→ Set task:
Look through the lines below and extract any with the word "Average".

→ Material provided:
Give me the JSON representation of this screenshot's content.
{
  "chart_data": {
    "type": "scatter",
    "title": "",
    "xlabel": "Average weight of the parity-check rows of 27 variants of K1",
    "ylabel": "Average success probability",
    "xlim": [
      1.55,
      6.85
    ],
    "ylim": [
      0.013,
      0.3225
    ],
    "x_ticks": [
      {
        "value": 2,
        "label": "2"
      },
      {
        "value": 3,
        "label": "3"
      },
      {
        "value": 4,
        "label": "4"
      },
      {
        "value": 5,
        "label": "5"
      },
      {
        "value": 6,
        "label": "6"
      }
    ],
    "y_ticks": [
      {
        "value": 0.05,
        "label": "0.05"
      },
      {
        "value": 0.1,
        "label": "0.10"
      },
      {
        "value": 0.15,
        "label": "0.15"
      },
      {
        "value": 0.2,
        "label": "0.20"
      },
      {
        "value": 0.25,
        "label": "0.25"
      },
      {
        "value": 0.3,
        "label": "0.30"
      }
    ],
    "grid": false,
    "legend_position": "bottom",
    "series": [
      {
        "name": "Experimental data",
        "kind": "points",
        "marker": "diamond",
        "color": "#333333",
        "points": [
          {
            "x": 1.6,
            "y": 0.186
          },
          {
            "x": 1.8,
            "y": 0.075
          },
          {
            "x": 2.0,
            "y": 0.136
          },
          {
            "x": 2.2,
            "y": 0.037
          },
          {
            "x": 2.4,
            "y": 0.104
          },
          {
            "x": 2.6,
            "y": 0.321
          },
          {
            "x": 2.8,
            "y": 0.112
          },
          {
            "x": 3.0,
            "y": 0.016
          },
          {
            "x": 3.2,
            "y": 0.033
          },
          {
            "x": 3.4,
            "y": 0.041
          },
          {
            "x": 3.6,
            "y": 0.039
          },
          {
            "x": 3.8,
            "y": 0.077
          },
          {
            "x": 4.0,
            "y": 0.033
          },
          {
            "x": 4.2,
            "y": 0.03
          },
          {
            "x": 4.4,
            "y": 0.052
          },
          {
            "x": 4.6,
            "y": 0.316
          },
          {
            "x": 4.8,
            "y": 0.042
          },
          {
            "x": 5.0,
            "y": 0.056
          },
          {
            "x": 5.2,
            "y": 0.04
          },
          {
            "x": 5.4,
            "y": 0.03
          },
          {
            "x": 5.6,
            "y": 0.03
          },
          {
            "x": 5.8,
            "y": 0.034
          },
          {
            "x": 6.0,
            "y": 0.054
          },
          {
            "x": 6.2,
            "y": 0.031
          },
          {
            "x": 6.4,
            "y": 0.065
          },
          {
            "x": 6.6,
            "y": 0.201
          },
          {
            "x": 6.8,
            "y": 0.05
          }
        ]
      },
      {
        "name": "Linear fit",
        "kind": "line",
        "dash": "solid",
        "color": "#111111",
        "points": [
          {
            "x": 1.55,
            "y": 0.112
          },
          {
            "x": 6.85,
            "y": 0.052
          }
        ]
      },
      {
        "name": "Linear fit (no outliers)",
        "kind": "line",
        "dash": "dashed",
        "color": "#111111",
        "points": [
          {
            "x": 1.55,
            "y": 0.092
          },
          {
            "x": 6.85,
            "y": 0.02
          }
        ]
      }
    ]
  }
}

→ The result:
    "xlabel": "Average weight of the parity-check rows of 27 variants of K1",
    "ylabel": "Average success probability",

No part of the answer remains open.